### THE EXERCISE
Go through the records below line by line. Count the lines with "Some" and give the count alone.
** begin **
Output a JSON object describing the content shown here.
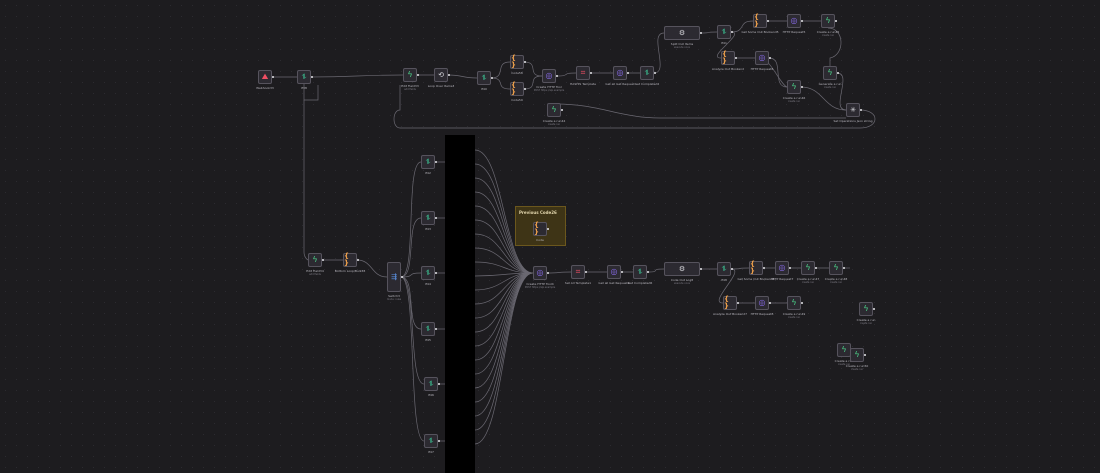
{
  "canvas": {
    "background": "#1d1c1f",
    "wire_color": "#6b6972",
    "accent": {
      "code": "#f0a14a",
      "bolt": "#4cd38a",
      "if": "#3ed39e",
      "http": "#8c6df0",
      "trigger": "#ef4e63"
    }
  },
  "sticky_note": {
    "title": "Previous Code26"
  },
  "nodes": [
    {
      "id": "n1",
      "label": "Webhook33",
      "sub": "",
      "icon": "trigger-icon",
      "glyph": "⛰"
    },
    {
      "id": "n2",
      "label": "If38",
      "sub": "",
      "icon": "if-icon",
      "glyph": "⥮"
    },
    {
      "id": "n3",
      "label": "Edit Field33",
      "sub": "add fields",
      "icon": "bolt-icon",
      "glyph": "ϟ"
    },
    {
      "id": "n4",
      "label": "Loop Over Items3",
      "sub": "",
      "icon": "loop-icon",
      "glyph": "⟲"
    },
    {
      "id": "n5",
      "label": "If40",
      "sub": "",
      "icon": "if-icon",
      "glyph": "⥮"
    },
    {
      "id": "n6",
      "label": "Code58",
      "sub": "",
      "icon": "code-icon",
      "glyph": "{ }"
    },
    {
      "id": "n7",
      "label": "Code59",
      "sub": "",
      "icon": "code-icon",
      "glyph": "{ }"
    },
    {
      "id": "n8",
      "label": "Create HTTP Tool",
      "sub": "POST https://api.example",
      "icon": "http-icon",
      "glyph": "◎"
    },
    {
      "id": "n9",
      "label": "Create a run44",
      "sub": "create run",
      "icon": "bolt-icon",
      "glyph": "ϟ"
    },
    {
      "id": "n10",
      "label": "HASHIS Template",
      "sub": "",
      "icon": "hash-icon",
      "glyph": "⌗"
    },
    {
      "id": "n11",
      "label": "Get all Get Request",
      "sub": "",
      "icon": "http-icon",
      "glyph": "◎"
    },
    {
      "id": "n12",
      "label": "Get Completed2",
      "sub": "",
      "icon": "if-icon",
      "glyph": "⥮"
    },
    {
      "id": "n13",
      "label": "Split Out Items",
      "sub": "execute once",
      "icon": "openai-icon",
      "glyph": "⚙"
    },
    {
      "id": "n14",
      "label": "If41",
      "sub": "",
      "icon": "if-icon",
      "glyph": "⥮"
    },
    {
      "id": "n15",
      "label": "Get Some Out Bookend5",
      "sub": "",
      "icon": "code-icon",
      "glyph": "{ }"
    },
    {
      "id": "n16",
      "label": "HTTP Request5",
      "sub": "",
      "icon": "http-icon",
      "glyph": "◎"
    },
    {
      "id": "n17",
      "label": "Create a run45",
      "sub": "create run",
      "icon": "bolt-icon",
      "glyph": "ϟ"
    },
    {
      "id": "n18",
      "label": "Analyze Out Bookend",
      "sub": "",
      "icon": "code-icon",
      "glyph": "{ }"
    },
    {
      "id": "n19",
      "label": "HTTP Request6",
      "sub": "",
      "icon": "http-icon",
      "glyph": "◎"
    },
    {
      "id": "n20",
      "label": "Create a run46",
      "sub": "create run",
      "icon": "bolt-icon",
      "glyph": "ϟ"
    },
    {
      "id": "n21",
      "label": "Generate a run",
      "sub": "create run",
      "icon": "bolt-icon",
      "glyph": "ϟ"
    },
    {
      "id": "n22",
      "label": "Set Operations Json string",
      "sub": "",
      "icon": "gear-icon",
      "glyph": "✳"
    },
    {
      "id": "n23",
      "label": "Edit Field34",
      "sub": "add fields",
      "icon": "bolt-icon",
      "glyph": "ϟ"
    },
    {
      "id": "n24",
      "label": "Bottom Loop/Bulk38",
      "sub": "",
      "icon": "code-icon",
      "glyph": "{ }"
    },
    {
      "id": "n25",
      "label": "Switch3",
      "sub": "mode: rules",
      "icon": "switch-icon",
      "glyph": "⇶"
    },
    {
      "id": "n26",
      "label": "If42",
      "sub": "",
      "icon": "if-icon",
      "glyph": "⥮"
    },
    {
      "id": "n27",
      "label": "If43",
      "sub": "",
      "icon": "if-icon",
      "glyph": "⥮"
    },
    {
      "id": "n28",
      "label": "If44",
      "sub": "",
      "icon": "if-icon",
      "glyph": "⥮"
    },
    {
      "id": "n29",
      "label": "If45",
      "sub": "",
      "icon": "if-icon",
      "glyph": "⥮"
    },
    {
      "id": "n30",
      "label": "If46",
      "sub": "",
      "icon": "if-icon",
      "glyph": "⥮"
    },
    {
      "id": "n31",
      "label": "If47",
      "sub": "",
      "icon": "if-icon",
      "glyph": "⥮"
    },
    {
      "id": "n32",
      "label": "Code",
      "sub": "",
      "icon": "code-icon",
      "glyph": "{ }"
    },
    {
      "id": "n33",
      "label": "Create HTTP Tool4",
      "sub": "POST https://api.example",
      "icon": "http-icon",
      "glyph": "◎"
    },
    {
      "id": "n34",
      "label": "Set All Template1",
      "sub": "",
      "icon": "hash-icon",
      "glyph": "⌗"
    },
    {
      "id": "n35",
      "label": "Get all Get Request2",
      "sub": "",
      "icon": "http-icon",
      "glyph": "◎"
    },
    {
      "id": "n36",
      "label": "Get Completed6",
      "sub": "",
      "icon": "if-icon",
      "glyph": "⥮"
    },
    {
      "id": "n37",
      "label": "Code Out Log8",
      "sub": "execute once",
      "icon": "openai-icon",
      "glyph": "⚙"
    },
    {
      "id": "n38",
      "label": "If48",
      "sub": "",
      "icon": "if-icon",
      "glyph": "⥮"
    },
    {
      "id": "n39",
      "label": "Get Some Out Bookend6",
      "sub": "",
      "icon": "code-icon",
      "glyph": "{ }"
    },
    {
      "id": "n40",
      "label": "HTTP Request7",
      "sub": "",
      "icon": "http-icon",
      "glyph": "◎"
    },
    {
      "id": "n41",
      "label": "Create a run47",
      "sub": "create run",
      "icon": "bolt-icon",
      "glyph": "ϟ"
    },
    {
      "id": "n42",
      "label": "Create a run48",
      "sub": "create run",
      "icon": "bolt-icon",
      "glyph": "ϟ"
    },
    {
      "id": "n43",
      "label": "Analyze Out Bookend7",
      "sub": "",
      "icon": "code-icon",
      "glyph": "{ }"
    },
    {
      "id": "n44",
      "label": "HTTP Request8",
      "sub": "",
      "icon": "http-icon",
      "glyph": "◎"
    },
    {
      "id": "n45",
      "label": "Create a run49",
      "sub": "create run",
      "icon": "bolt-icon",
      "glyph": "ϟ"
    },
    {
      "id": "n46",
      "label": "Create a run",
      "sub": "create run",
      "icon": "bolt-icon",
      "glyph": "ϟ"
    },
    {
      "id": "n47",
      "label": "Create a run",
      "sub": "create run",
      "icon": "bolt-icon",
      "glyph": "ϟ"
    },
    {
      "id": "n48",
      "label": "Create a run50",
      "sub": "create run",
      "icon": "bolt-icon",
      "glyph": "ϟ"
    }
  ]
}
** end **
** begin **
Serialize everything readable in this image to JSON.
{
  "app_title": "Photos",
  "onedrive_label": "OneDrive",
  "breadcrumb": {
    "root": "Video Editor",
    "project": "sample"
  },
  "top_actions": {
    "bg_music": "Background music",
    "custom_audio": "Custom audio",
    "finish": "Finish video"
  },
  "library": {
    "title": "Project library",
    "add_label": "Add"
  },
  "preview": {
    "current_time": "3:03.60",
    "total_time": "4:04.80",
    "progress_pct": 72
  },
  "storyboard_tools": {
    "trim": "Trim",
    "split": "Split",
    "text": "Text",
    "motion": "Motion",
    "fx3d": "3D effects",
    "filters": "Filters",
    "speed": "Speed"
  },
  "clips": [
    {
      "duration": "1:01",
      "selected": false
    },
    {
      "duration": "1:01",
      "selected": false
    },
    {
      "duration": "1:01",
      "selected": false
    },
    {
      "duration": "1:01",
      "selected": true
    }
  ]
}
** end **
### OUTPUT FOR THIS TASK
2